● Objective:
Wherever the word "Trials" appears in a line, copy that line.

● Listing:
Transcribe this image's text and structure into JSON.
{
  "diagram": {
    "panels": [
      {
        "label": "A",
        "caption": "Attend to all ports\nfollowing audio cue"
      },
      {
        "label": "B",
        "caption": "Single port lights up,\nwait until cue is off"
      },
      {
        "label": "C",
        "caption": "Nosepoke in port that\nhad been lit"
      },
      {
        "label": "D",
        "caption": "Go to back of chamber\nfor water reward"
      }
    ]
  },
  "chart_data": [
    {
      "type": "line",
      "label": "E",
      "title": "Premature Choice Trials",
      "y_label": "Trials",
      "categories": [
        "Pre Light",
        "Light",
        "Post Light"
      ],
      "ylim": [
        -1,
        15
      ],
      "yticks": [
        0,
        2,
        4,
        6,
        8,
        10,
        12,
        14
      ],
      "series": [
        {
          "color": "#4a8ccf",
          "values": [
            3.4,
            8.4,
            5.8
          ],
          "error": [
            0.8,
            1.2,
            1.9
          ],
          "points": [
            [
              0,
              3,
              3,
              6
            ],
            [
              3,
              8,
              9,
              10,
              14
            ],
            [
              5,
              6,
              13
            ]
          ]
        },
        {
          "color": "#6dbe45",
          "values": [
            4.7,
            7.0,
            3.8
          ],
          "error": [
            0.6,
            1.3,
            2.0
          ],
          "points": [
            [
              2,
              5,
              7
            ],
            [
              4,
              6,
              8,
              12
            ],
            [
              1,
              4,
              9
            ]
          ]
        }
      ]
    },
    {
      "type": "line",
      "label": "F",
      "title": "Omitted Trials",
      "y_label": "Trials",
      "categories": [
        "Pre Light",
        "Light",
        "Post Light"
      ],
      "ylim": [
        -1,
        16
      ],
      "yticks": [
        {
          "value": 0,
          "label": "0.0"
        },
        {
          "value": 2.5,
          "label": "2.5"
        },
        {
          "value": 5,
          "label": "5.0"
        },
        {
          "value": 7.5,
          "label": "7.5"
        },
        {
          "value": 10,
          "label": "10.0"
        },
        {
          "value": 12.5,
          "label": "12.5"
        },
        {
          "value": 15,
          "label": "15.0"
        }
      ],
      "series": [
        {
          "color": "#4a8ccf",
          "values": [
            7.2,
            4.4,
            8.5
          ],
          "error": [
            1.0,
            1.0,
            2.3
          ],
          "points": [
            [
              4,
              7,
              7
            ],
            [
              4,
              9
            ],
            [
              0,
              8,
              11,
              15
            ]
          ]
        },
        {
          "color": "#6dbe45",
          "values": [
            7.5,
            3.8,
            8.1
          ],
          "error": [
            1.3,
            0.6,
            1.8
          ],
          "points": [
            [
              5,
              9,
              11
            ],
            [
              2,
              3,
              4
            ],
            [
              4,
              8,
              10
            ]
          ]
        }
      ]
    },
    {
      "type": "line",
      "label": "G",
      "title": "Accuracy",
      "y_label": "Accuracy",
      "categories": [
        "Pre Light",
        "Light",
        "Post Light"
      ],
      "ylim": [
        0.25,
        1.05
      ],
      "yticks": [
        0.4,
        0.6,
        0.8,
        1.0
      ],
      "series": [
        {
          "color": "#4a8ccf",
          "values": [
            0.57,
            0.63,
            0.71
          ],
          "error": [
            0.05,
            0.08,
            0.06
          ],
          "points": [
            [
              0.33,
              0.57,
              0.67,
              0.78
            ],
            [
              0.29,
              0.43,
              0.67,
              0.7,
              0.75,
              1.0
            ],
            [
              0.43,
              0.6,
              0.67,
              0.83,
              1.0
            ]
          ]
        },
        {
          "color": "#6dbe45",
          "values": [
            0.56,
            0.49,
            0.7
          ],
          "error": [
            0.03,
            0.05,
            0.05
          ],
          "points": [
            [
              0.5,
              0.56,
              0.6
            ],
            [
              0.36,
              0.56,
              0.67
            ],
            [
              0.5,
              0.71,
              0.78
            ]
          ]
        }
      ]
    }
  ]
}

● Solution to the exercise:
      "title": "Premature Choice Trials",
      "y_label": "Trials",
      "title": "Omitted Trials",
      "y_label": "Trials",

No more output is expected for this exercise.